#### [TEKST]
-=-=-

"Nigdzie" to nie jest odpowiedź. Rodzice nie chodzą na randki, a potem dziwią, że się rozwiedli

Aneta Zabłocka
23 sierpnia 2022, 14:28 • 1 minuta czytania
Mówi się o tym, że w związku najważniejsze jest stawianie partnera na pierwszym miejscu (no, może drugim, za sobą samym). Jednak, gdy w relacji pojawiają się dzieci, trudno zachować jakikolwiek balans. A niemożność pobycia sam na sam tylko pogłębia kryzys pomiędzy rodzicami.
"Nigdzie" to nie jest odpowiedź. Rodzice nie chodzą na randki Fot. 123rf
Więcej ciekawych artykułów znajdziesz na stronie głównej

1/3 małżeństw i związków się rozpada. Skąd macie wiedzieć, że padnie na was? To zależy, jakiej odpowiedzi udzielicie na pytanie: "Gdzie i kiedy ostatnio byliście na randce?".


Niestety większość młodych rodziców odpowiada: w supermarkecie, na placu zabaw, nigdzie. To żadna odpowiedź, ponieważ nie wskazuje, że udało im się spędzić czas razem i tylko we dwoje.

Kryzys w związku nie wydarza się nagle i nie błyska jak piorun. To zwykle powoli pełznąca wzajemna niechęć podbudowana pretensjami o nieodpowiednią partycypację w obowiązkach domowych. Tylko pozornie może się wydawać, że przychodzi moment, gdy "nie można już więcej" albo dochodzi do zdrady, jednak początki końca mogą pojawić się dość wcześnie. Chodzi o to, aby ich nie przeoczyć.

Co więcej, dokładnie wiadomo, kiedy przychodzi pierwszy kryzysowy moment u małżeństw, które świętowały niedawno narodziny pierwszego dziecka.

67 proc. par biorących udział w badaniu psychoterapeuty par Johna Gottama zgłosiło spadek satysfakcji ze związku po narodzinach pierwszego dziecka. Kryzys zwykle pojawiał się między sześcioma miesiącami (w przypadku kobiet) a dziewięcioma miesiącami (w przypadku mężczyzn) po pojawieniu się dziecka w domu.

-=-=-

#### [ZADANIE]
Podaj dalszy ciąg tekstu o randkach rodziców i kryzysie w związku po narodzinach dziecka, zaczynając bezpośrednio po jego ostatnim zdaniu.

-=-=-

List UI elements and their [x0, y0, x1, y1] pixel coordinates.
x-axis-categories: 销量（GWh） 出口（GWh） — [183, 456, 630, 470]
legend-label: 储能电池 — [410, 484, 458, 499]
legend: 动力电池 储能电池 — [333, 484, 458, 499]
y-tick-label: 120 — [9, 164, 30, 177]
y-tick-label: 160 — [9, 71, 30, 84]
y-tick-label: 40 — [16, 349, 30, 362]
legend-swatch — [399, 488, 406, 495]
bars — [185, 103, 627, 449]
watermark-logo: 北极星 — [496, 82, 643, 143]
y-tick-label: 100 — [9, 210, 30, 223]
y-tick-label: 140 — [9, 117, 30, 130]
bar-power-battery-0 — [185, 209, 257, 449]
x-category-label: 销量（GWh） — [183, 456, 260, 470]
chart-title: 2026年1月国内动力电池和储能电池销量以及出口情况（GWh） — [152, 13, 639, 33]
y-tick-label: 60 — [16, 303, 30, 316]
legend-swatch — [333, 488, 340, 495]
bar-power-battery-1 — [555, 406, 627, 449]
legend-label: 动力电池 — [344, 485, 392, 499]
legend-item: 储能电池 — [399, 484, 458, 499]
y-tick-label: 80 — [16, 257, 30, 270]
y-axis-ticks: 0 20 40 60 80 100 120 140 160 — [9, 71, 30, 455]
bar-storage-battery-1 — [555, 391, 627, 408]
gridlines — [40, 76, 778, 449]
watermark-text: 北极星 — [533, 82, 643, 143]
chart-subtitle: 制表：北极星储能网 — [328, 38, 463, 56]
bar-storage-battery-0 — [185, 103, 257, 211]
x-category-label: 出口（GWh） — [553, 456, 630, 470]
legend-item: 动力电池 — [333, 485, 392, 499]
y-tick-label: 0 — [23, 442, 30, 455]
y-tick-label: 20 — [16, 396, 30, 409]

-=-=-

#### [ODPOWIEDŹ]
Szybko, prawda?

Co zrobić, by uniknąć kryzysu w związku?

Wyjść na randkę i ze sobą porozmawiać. Rodzice rezygnują ze spędzania czasu razem, bo czasem brakuje im pomysłów na idealną randkę. Tymczasem clou ich spotkania bez dziecka nie powinno być zapychanie się dodatkowymi atrakcjami a rozmową.

Irvin David Yalom w "Mama i sens życia. Opowieści psychoterapeutyczne" pisał: "Dawno temu nauczyłem się, że jeżeli dwoje ludzi ma jakiś problem i nie rozmawia o tym, to nie jest w stanie rozmawiać o żadnych innych ważnych rzeczach. To miejsce tutaj - wskazałem na przestrzeń między nami - musi być wolne od wszelkich niedomówień".

Trudno przejść do rozmów o wielkiej miłości, a jeszcze trudniej ją pokazać, jeśli pomiędzy dwójką ludzi poniewierają się pretensje wyniesione z domu. Zmiana otoczenia, zmienia utarty sposób myślenia, który panuje w czterech kątach, ale wychodząc na randkę, warto zabrać ze sobą garść problemów, które dotyczą relacji, by spokojnie je omówić.

Bo randka to nie ma być zostawienie niezgodności za sobą i świetna zabawa tylko po to, aby po kilku godzinach wrócić do tego samego bajzlu, który się zostawiło. Każda randka powinna być pracą.

I właśnie Marta Niedźwiecka w podcaście "O zmierzchu" w odcinku o związkach tłumaczy, że relacja powinna być zawiązywana na podobieństwo umowy o pracę, Co jakiś czas oboje pracowników rozmawia ze sobą, przechodzi ewaluację i aktualizuje swoje potrzeby, nagradza się "podwyżką" lub "karze" potrzebą terapii.

Takim spotkaniem powinny być randki, odbywające się częściej niż raz w roku, by dokonać podsumowania. Fajnie byłoby, aby spotkania partnerów wydarzały się po każdym dużym evencie w firmie - wakacjach, narodzinach kolejnego dziecka, zakupie nowej kanapy. Każde z tych zdarzeń jest szansą na zastanowienie się, gdzie jesteśmy jako para i dokąd zmierzamy.

Gdy zapytałam znajome pary, kiedy ostatnio udało im się wyjść na randkę i gdzie poszli, mówiły, że chodzą czasem do kina (gdzie się nie rozmawia), do supermarketu (z dziećmi lub po to, aby kupić produkty dla dzieci), nigdzie albo wychodzą oddzielnie z grupą znajomych.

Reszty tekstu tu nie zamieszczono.